#### [The task]
Find the lines holding the string "explain" in the data, then copy all of them.

(Records excerpted from a collection)
START

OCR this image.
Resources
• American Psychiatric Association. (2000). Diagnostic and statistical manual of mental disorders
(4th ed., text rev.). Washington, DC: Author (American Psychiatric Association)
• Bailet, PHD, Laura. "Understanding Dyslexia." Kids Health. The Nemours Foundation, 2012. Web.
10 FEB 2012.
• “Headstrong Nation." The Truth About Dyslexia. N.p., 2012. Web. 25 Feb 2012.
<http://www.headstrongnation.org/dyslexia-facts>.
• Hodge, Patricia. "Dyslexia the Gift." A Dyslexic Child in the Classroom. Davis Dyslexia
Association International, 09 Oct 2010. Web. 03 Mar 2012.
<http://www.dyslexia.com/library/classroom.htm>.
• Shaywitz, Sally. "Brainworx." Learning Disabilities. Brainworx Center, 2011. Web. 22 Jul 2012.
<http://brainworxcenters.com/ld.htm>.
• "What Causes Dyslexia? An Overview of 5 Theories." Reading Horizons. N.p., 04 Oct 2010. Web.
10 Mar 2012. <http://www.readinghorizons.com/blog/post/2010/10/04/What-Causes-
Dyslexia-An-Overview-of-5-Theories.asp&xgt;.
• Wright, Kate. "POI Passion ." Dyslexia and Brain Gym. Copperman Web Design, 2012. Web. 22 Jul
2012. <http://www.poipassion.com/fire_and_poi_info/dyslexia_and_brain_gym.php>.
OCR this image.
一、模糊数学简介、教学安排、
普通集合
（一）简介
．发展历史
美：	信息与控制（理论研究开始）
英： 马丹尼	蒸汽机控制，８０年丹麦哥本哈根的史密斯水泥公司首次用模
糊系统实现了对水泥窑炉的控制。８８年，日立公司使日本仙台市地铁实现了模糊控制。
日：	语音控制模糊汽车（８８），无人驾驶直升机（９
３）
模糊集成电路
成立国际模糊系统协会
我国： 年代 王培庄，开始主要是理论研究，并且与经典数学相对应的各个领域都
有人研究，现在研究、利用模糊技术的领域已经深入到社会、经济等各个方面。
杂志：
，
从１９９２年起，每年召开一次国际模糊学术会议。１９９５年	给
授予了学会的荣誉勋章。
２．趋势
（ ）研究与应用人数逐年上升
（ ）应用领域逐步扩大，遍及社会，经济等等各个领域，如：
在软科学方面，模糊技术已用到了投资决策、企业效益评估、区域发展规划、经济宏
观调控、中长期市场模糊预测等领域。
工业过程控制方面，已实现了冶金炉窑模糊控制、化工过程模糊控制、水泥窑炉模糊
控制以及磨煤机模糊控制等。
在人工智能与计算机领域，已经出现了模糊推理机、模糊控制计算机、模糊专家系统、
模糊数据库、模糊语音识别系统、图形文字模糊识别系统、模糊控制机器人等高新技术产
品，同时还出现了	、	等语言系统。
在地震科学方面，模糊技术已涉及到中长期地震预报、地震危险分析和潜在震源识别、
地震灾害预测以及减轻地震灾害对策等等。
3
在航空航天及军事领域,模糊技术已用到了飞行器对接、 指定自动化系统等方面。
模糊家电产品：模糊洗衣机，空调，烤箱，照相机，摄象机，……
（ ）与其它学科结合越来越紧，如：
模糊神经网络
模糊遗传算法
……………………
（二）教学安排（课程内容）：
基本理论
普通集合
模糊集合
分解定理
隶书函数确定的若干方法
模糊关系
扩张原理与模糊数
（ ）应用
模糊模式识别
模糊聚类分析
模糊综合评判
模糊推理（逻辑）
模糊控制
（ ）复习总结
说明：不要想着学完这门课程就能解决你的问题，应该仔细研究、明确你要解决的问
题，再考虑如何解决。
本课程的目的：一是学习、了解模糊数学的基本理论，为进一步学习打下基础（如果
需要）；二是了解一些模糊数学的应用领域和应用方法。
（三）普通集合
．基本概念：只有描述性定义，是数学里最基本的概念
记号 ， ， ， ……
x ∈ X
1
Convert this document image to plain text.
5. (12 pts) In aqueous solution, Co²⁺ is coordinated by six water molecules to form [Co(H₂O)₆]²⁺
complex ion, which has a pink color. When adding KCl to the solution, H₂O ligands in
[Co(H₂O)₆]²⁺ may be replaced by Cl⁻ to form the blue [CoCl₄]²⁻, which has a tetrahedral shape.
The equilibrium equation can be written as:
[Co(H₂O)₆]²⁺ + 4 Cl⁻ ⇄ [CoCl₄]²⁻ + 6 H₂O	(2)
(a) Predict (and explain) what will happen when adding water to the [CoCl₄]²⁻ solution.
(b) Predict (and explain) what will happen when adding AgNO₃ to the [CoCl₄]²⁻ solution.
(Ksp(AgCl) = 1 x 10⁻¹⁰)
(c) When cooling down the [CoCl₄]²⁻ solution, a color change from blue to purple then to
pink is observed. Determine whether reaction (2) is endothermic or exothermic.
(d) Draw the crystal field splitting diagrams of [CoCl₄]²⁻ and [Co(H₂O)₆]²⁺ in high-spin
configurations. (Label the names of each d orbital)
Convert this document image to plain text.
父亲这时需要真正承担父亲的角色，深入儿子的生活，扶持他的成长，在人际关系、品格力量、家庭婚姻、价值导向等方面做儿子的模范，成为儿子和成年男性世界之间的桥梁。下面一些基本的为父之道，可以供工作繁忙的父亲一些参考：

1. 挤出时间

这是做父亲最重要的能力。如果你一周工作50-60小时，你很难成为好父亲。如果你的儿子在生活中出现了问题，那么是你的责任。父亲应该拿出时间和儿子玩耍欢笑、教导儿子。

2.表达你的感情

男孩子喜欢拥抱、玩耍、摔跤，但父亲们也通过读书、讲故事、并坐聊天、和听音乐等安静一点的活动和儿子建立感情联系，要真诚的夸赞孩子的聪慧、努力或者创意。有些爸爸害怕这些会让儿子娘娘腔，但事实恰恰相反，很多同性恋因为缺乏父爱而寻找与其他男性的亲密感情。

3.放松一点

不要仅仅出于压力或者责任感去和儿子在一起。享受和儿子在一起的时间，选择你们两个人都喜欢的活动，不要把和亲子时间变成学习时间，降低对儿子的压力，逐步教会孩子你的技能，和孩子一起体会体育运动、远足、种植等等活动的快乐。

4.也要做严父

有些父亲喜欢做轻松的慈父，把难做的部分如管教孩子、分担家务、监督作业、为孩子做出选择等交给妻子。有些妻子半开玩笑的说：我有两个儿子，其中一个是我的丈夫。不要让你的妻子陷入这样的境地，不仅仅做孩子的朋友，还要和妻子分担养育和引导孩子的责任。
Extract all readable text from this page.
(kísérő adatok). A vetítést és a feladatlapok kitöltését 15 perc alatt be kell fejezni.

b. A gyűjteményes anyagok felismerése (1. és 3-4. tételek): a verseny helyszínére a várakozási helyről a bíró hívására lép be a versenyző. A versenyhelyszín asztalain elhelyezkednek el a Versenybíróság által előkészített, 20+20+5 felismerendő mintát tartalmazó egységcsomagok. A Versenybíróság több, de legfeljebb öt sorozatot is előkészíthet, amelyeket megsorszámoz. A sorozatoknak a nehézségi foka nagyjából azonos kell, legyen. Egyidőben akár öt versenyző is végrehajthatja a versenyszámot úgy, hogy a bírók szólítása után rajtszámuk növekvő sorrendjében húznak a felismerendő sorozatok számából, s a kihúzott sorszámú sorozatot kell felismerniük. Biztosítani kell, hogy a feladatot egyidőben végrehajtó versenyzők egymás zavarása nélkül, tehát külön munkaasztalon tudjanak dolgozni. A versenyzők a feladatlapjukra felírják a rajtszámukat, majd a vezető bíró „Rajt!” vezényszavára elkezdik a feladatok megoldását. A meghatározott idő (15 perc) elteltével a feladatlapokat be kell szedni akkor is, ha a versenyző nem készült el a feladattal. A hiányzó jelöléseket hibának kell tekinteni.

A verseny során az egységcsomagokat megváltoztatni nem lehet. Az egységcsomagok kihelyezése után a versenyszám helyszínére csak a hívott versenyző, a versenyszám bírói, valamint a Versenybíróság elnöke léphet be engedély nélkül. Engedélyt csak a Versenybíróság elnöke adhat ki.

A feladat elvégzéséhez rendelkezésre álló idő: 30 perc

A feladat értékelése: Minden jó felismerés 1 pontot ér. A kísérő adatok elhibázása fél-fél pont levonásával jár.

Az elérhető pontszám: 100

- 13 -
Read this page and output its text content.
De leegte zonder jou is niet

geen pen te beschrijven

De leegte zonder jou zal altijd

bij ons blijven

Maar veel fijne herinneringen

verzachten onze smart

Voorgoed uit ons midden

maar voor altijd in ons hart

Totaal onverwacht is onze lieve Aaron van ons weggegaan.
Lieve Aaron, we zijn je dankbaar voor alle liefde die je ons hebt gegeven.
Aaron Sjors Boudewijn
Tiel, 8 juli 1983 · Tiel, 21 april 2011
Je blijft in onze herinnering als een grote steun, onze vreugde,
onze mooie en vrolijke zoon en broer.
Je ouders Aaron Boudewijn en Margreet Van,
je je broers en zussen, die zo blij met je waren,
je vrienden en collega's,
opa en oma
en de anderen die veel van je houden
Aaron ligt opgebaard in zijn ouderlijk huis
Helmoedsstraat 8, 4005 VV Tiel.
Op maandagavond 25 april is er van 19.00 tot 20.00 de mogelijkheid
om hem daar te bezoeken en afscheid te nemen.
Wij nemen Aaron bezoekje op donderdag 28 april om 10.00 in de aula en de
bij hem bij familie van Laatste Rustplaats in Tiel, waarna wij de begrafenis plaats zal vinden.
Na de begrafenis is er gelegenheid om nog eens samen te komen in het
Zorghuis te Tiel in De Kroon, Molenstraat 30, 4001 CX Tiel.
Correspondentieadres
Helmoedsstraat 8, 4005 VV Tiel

END

#### [Final answer]
(a) Predict (and explain) what will happen when adding water to the [CoCl₄]²⁻ solution.
(b) Predict (and explain) what will happen when adding AgNO₃ to the [CoCl₄]²⁻ solution.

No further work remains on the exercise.